Start DATA FOR THE TASK

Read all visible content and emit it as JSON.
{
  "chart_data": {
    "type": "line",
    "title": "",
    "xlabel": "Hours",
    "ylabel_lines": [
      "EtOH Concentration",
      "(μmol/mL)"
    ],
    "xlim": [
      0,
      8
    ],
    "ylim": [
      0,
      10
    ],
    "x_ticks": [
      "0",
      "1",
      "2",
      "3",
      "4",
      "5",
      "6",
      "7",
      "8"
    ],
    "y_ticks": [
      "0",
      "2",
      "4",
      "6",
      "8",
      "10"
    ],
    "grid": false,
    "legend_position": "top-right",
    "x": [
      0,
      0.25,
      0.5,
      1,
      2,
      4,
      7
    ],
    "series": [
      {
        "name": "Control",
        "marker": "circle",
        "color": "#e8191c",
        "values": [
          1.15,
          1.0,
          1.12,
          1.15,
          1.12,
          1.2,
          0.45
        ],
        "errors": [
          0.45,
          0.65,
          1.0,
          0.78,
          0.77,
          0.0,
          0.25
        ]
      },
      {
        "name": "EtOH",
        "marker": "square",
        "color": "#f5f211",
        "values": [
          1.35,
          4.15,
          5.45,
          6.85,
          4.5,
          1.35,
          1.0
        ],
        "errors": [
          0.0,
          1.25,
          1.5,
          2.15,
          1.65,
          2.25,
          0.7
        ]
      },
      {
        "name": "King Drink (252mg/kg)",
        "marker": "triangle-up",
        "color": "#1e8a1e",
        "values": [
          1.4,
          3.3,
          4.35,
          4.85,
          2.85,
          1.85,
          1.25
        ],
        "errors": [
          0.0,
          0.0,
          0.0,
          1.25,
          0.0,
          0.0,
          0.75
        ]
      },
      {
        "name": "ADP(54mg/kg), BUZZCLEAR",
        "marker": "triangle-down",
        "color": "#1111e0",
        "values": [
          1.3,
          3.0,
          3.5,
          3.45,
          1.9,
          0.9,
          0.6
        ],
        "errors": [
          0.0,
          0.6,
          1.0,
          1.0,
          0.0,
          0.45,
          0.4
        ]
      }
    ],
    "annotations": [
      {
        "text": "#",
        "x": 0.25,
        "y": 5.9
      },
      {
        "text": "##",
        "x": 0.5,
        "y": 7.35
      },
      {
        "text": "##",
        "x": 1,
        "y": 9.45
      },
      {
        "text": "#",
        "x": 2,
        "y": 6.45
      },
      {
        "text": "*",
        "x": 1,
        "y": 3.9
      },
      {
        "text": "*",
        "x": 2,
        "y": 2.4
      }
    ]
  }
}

End DATA FOR THE TASK

- **TASK DESCRIPTION**: Look through the records and count each line that holds "marker". Write only the total.

- **ANSWER TO THIS EXERCISE**: 4